Instructions for the task> Copy all the entries word for word, but omit the pictures.

Source records
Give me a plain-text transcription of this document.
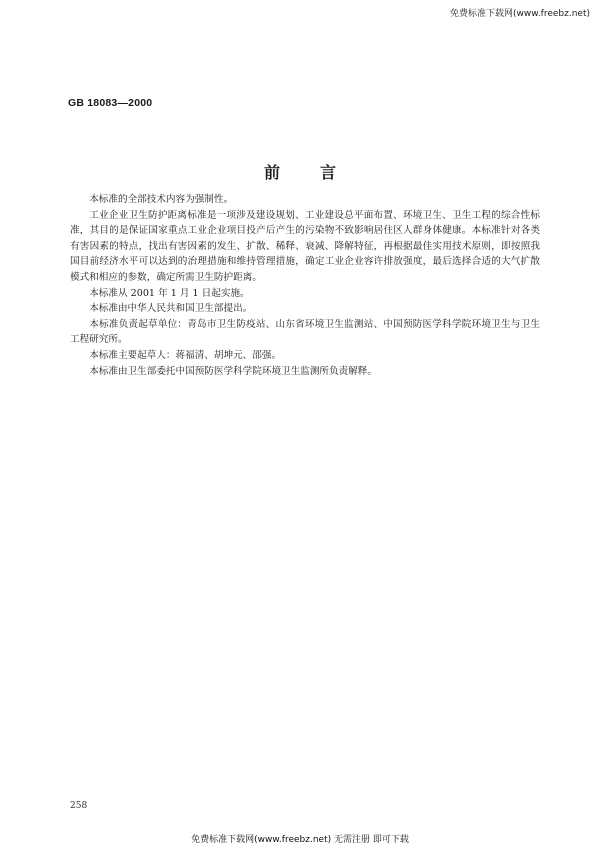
免费标准下载网(www.freebz.net)
GB 18083—2000
前言

本标准的全部技术内容为强制性。

工业企业卫生防护距离标准是一项涉及建设规划、工业建设总平面布置、环境卫生、卫生工程的综合性标准，其目的是保证国家重点工业企业项目投产后产生的污染物不致影响居住区人群身体健康。本标准针对各类有害因素的特点，找出有害因素的发生、扩散、稀释、衰减、降解特征，再根据最佳实用技术原则，即按照我国目前经济水平可以达到的治理措施和维持管理措施，确定工业企业容许排放强度，最后选择合适的大气扩散模式和相应的参数，确定所需卫生防护距离。

本标准从 2001 年 1 月 1 日起实施。

本标准由中华人民共和国卫生部提出。

本标准负责起草单位：青岛市卫生防疫站、山东省环境卫生监测站、中国预防医学科学院环境卫生与卫生工程研究所。

本标准主要起草人：蒋福清、胡坤元、邵强。

本标准由卫生部委托中国预防医学科学院环境卫生监测所负责解释。

258
免费标准下载网(www.freebz.net) 无需注册 即可下载
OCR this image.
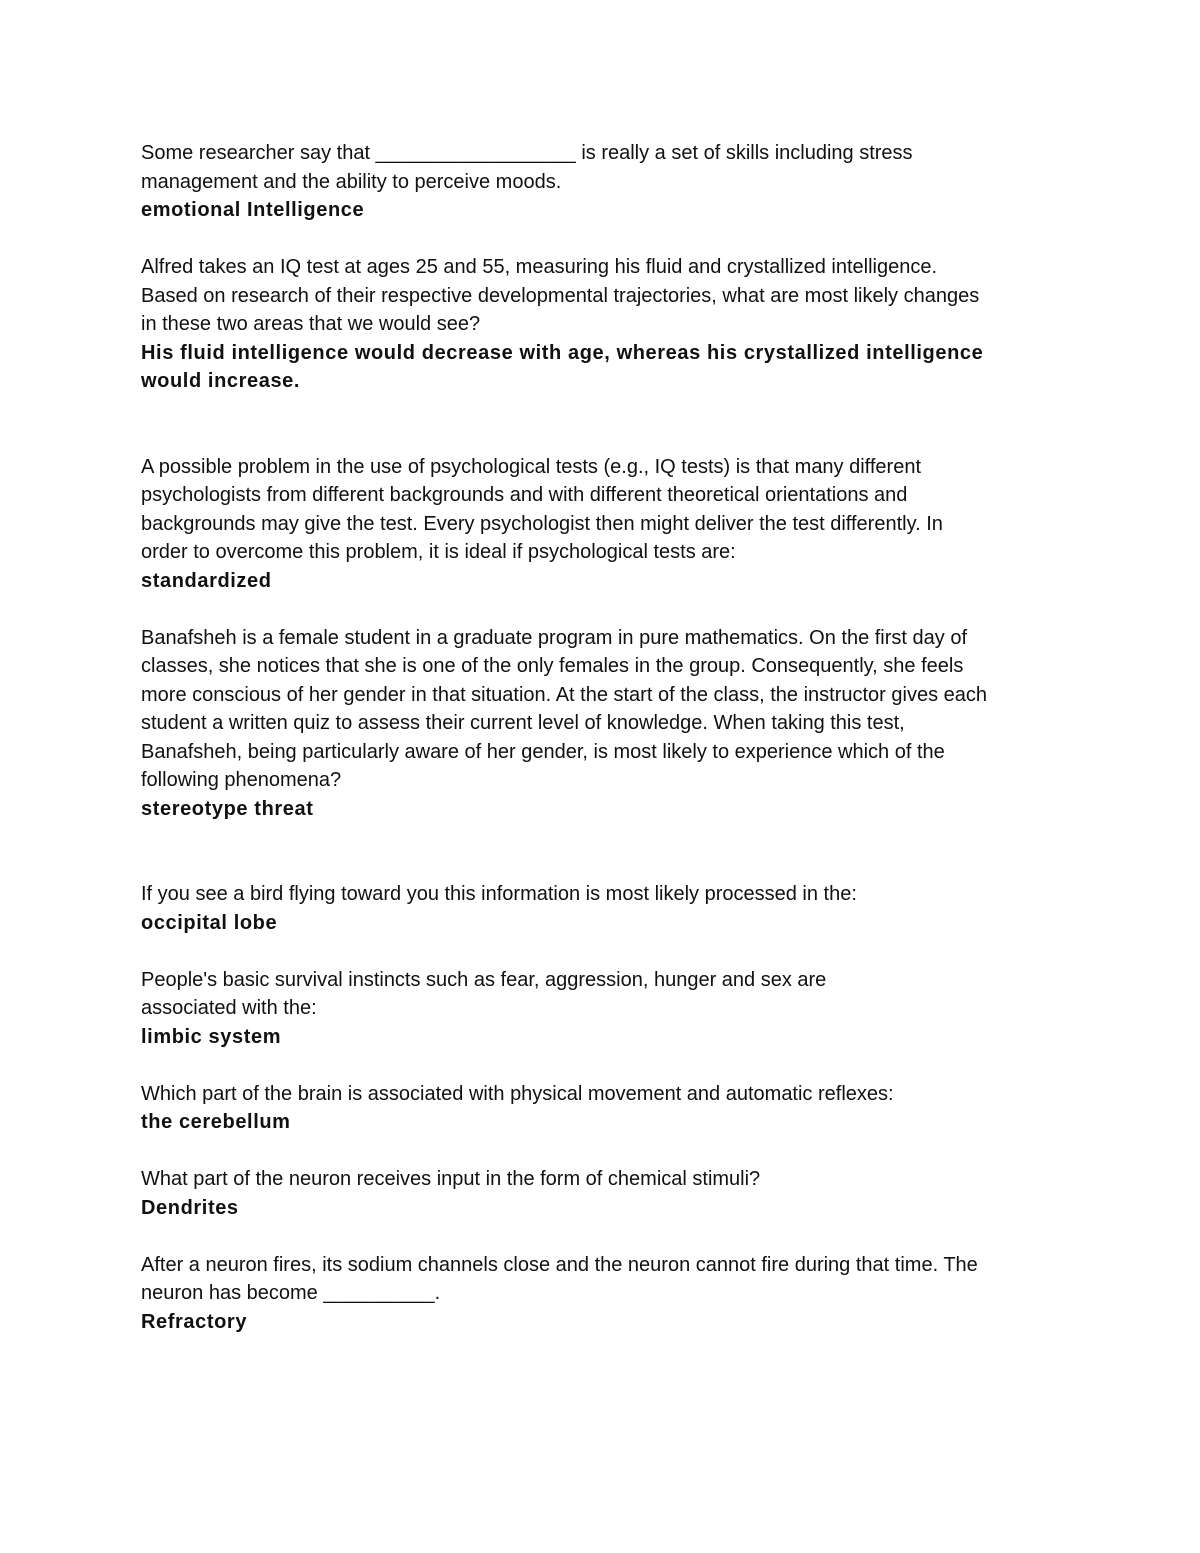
Some researcher say that __________________ is really a set of skills including stress
management and the ability to perceive moods.

emotional Intelligence

Alfred takes an IQ test at ages 25 and 55, measuring his fluid and crystallized intelligence.
Based on research of their respective developmental trajectories, what are most likely changes
in these two areas that we would see?

His fluid intelligence would decrease with age, whereas his crystallized intelligence
would increase.

A possible problem in the use of psychological tests (e.g., IQ tests) is that many different
psychologists from different backgrounds and with different theoretical orientations and
backgrounds may give the test. Every psychologist then might deliver the test differently. In
order to overcome this problem, it is ideal if psychological tests are:

standardized

Banafsheh is a female student in a graduate program in pure mathematics. On the first day of
classes, she notices that she is one of the only females in the group. Consequently, she feels
more conscious of her gender in that situation. At the start of the class, the instructor gives each
student a written quiz to assess their current level of knowledge. When taking this test,
Banafsheh, being particularly aware of her gender, is most likely to experience which of the
following phenomena?

stereotype threat

If you see a bird flying toward you this information is most likely processed in the:

occipital lobe

People's basic survival instincts such as fear, aggression, hunger and sex are
associated with the:

limbic system

Which part of the brain is associated with physical movement and automatic reflexes:

the cerebellum

What part of the neuron receives input in the form of chemical stimuli?

Dendrites

After a neuron fires, its sodium channels close and the neuron cannot fire during that time. The
neuron has become __________.

Refractory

Completed task>
Give me a plain-text transcription of this document.
免费标准下载网(www.freebz.net)
GB 18083—2000
前言

本标准的全部技术内容为强制性。

工业企业卫生防护距离标准是一项涉及建设规划、工业建设总平面布置、环境卫生、卫生工程的综合性标准，其目的是保证国家重点工业企业项目投产后产生的污染物不致影响居住区人群身体健康。本标准针对各类有害因素的特点，找出有害因素的发生、扩散、稀释、衰减、降解特征，再根据最佳实用技术原则，即按照我国目前经济水平可以达到的治理措施和维持管理措施，确定工业企业容许排放强度，最后选择合适的大气扩散模式和相应的参数，确定所需卫生防护距离。

本标准从 2001 年 1 月 1 日起实施。

本标准由中华人民共和国卫生部提出。

本标准负责起草单位：青岛市卫生防疫站、山东省环境卫生监测站、中国预防医学科学院环境卫生与卫生工程研究所。

本标准主要起草人：蒋福清、胡坤元、邵强。

本标准由卫生部委托中国预防医学科学院环境卫生监测所负责解释。

258
免费标准下载网(www.freebz.net) 无需注册 即可下载
OCR this image.
Some researcher say that __________________ is really a set of skills including stress
management and the ability to perceive moods.

emotional Intelligence

Alfred takes an IQ test at ages 25 and 55, measuring his fluid and crystallized intelligence.
Based on research of their respective developmental trajectories, what are most likely changes
in these two areas that we would see?

His fluid intelligence would decrease with age, whereas his crystallized intelligence
would increase.

A possible problem in the use of psychological tests (e.g., IQ tests) is that many different
psychologists from different backgrounds and with different theoretical orientations and
backgrounds may give the test. Every psychologist then might deliver the test differently. In
order to overcome this problem, it is ideal if psychological tests are:

standardized

Banafsheh is a female student in a graduate program in pure mathematics. On the first day of
classes, she notices that she is one of the only females in the group. Consequently, she feels
more conscious of her gender in that situation. At the start of the class, the instructor gives each
student a written quiz to assess their current level of knowledge. When taking this test,
Banafsheh, being particularly aware of her gender, is most likely to experience which of the
following phenomena?

stereotype threat

If you see a bird flying toward you this information is most likely processed in the:

occipital lobe

People's basic survival instincts such as fear, aggression, hunger and sex are
associated with the:

limbic system

Which part of the brain is associated with physical movement and automatic reflexes:

the cerebellum

What part of the neuron receives input in the form of chemical stimuli?

Dendrites

After a neuron fires, its sodium channels close and the neuron cannot fire during that time. The
neuron has become __________.

Refractory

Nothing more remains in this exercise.